▶ What is needed
Gather each line in the entries that includes the string "JSON".

▶ Exercise input
_____

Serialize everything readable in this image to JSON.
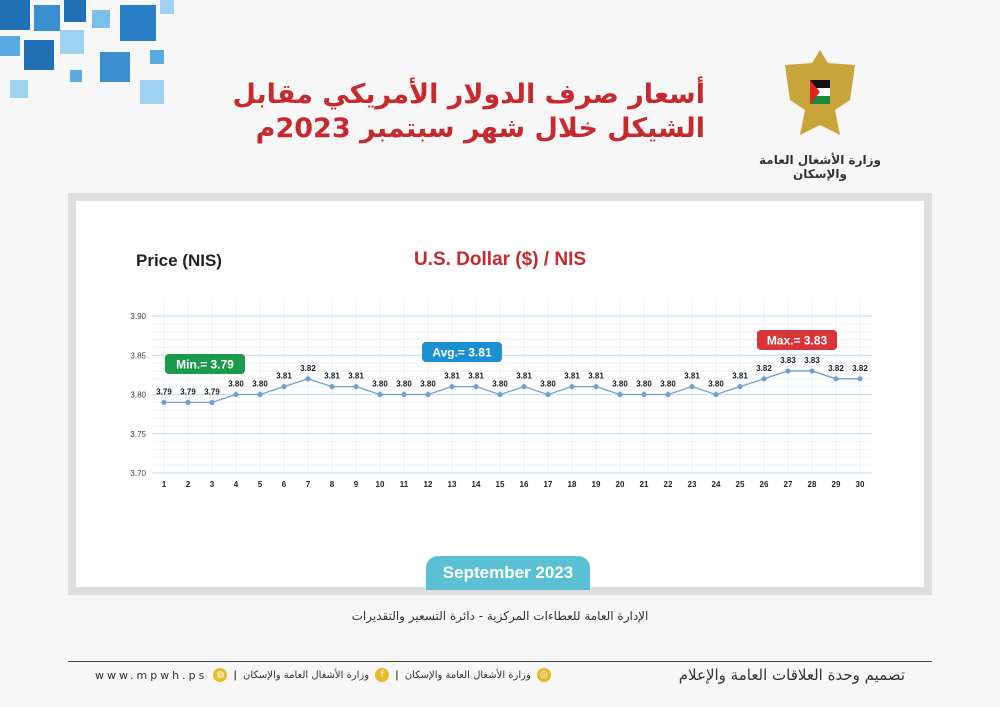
{
  "header": {
    "title_line1": "أسعار صرف الدولار الأمريكي مقابل",
    "title_line2": "الشيكل خلال شهر سبتمبر 2023م",
    "ministry": "وزارة الأشغال العامة والإسكان"
  },
  "colors": {
    "title": "#c62a2f",
    "line": "#6fa1d6",
    "min_badge": "#1a9a4a",
    "avg_badge": "#1a8fd1",
    "max_badge": "#d9343a",
    "month_pill": "#5bc0d3"
  },
  "chart_data": {
    "type": "line",
    "title": "U.S. Dollar ($) / NIS",
    "ylabel": "Price (NIS)",
    "xlabel": "",
    "ylim": [
      3.7,
      3.9
    ],
    "yticks": [
      "3.70",
      "3.75",
      "3.80",
      "3.85",
      "3.90"
    ],
    "grid": true,
    "x": [
      1,
      2,
      3,
      4,
      5,
      6,
      7,
      8,
      9,
      10,
      11,
      12,
      13,
      14,
      15,
      16,
      17,
      18,
      19,
      20,
      21,
      22,
      23,
      24,
      25,
      26,
      27,
      28,
      29,
      30
    ],
    "values": [
      3.79,
      3.79,
      3.79,
      3.8,
      3.8,
      3.81,
      3.82,
      3.81,
      3.81,
      3.8,
      3.8,
      3.8,
      3.81,
      3.81,
      3.8,
      3.81,
      3.8,
      3.81,
      3.81,
      3.8,
      3.8,
      3.8,
      3.81,
      3.8,
      3.81,
      3.82,
      3.83,
      3.83,
      3.82,
      3.82
    ],
    "annotations": {
      "min": "Min.= 3.79",
      "avg": "Avg.= 3.81",
      "max": "Max.= 3.83"
    },
    "period": "September  2023"
  },
  "footer": {
    "department": "الإدارة العامة للعطاءات المركزية - دائرة التسعير والتقديرات",
    "design": "تصميم وحدة العلاقات العامة والإعلام",
    "instagram": "وزارة الأشغال العامة والإسكان",
    "facebook": "وزارة الأشغال العامة والإسكان",
    "website": "www.mpwh.ps"
  }
}
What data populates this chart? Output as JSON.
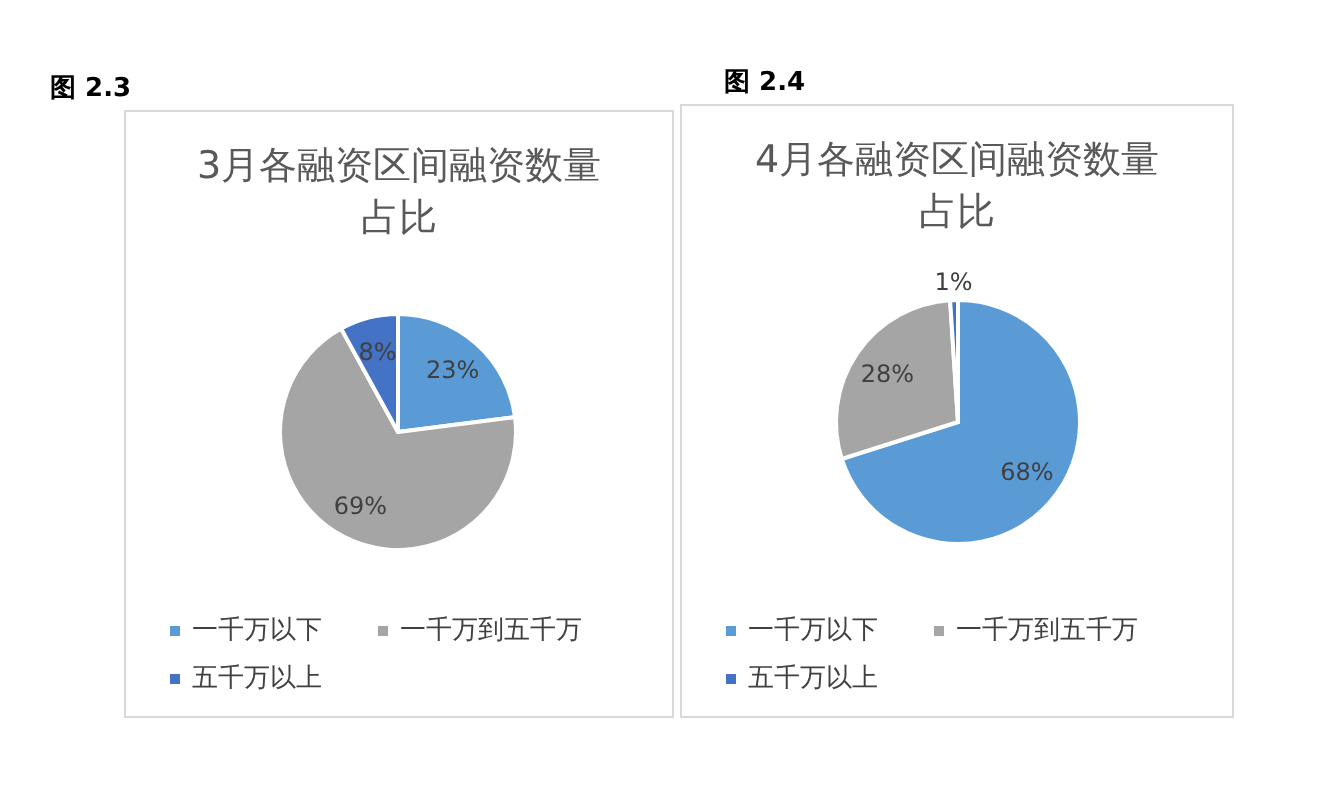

_____

▶ Task solution
Serialize everything readable in this image to JSON.
What data populates this chart? Output as JSON.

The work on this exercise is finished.